STATED TASK => Transcribe the material verbatim in full; the pictures do not belong in the copy.

Items from a figure collection =>
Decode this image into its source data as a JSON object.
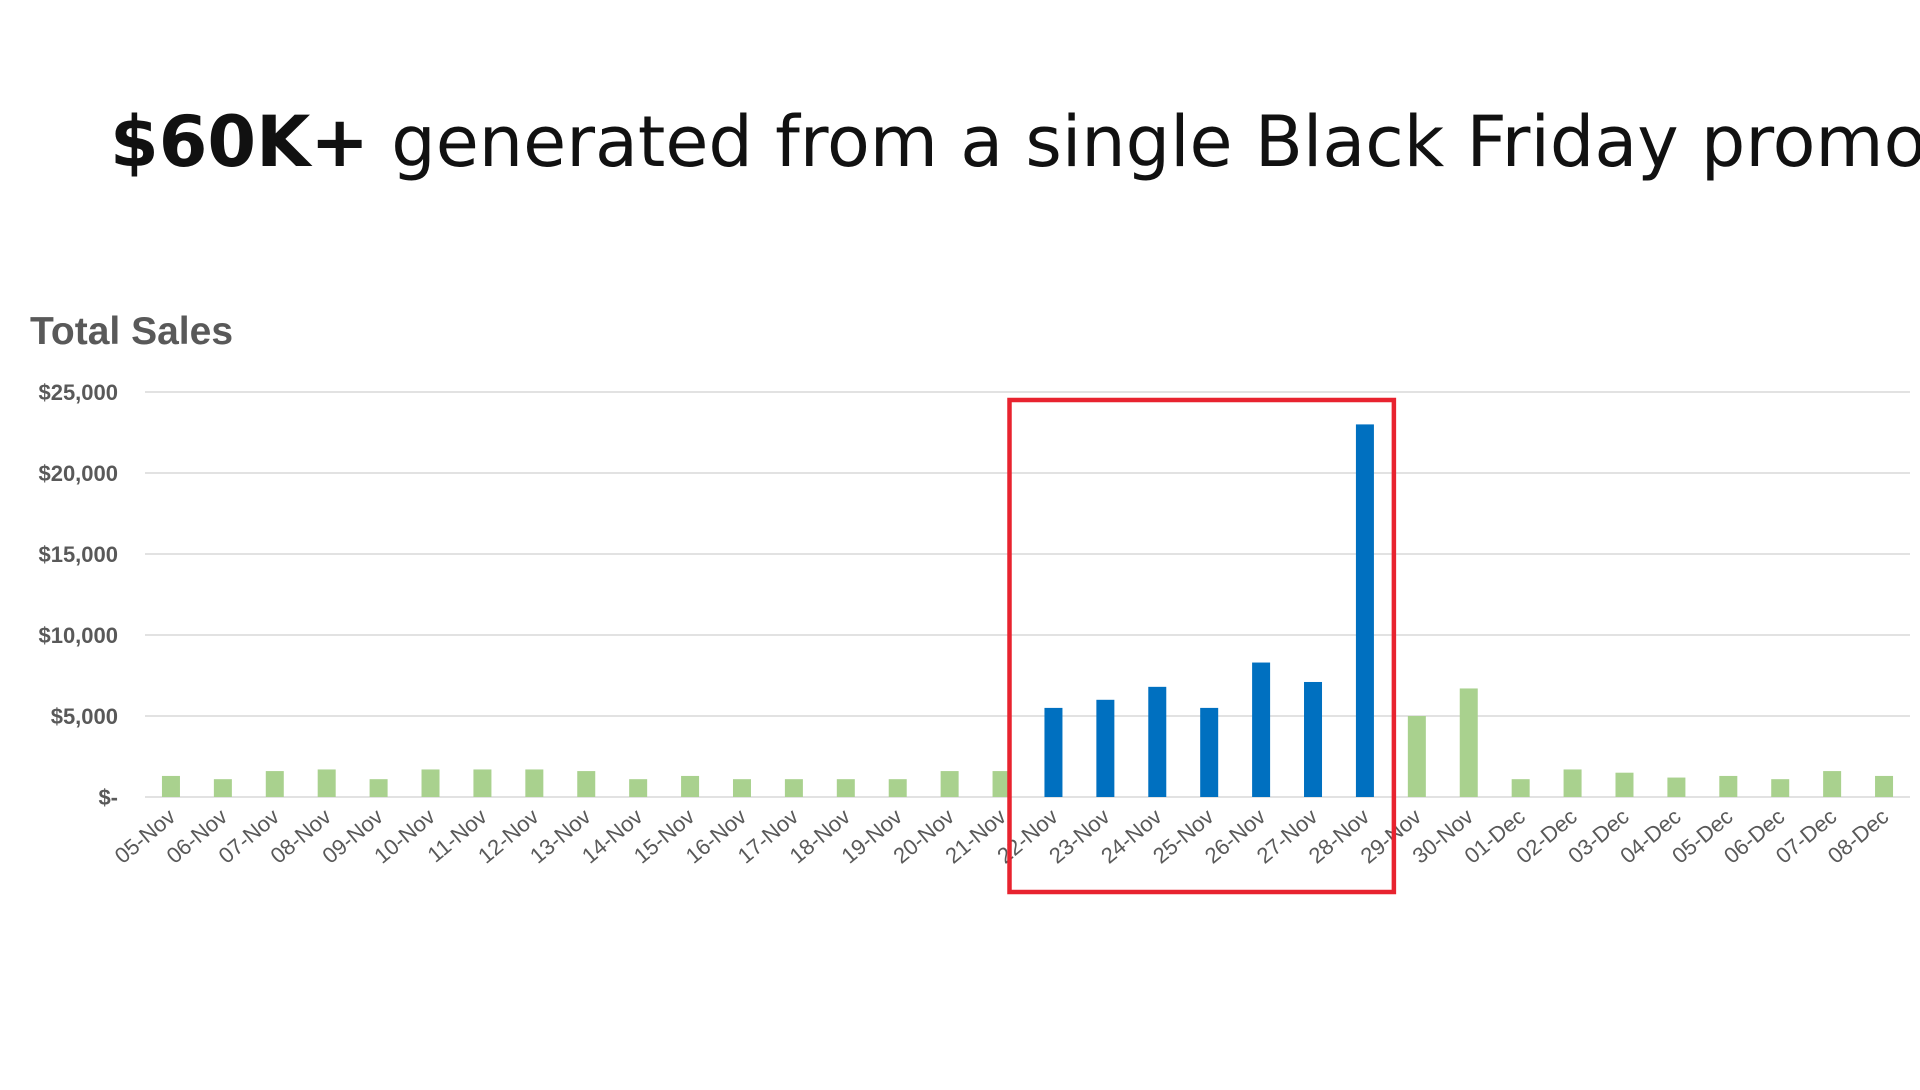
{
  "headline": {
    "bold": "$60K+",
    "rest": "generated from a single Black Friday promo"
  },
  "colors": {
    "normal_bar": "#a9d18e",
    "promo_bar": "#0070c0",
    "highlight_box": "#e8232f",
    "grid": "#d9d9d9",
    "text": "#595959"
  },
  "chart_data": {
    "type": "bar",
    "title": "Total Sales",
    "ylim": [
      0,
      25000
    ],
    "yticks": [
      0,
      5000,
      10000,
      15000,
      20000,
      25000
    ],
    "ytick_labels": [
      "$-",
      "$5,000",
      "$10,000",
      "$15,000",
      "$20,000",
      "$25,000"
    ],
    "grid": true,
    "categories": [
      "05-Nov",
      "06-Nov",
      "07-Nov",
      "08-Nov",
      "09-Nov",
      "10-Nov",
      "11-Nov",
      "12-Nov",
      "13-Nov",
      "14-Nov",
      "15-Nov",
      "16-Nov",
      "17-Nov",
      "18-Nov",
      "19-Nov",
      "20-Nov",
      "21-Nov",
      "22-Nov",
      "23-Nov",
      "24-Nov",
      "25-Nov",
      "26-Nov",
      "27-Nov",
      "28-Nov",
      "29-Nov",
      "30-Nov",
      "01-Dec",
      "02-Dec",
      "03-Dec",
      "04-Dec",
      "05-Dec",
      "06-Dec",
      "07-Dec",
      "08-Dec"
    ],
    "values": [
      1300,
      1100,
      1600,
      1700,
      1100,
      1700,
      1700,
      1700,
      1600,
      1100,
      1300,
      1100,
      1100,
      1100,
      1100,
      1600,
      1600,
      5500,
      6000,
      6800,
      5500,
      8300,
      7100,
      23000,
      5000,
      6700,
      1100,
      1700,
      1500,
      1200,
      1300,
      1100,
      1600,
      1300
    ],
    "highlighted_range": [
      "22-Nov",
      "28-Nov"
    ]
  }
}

SOLUTION FOR THIS PROBLEM =>
Decode this image into its source data as a JSON object.
{
  "headline": {
    "bold": "$60K+",
    "rest": "generated from a single Black Friday promo"
  },
  "colors": {
    "normal_bar": "#a9d18e",
    "promo_bar": "#0070c0",
    "highlight_box": "#e8232f",
    "grid": "#d9d9d9",
    "text": "#595959"
  },
  "chart_data": {
    "type": "bar",
    "title": "Total Sales",
    "ylim": [
      0,
      25000
    ],
    "yticks": [
      0,
      5000,
      10000,
      15000,
      20000,
      25000
    ],
    "ytick_labels": [
      "$-",
      "$5,000",
      "$10,000",
      "$15,000",
      "$20,000",
      "$25,000"
    ],
    "grid": true,
    "categories": [
      "05-Nov",
      "06-Nov",
      "07-Nov",
      "08-Nov",
      "09-Nov",
      "10-Nov",
      "11-Nov",
      "12-Nov",
      "13-Nov",
      "14-Nov",
      "15-Nov",
      "16-Nov",
      "17-Nov",
      "18-Nov",
      "19-Nov",
      "20-Nov",
      "21-Nov",
      "22-Nov",
      "23-Nov",
      "24-Nov",
      "25-Nov",
      "26-Nov",
      "27-Nov",
      "28-Nov",
      "29-Nov",
      "30-Nov",
      "01-Dec",
      "02-Dec",
      "03-Dec",
      "04-Dec",
      "05-Dec",
      "06-Dec",
      "07-Dec",
      "08-Dec"
    ],
    "values": [
      1300,
      1100,
      1600,
      1700,
      1100,
      1700,
      1700,
      1700,
      1600,
      1100,
      1300,
      1100,
      1100,
      1100,
      1100,
      1600,
      1600,
      5500,
      6000,
      6800,
      5500,
      8300,
      7100,
      23000,
      5000,
      6700,
      1100,
      1700,
      1500,
      1200,
      1300,
      1100,
      1600,
      1300
    ],
    "highlighted_range": [
      "22-Nov",
      "28-Nov"
    ]
  }
}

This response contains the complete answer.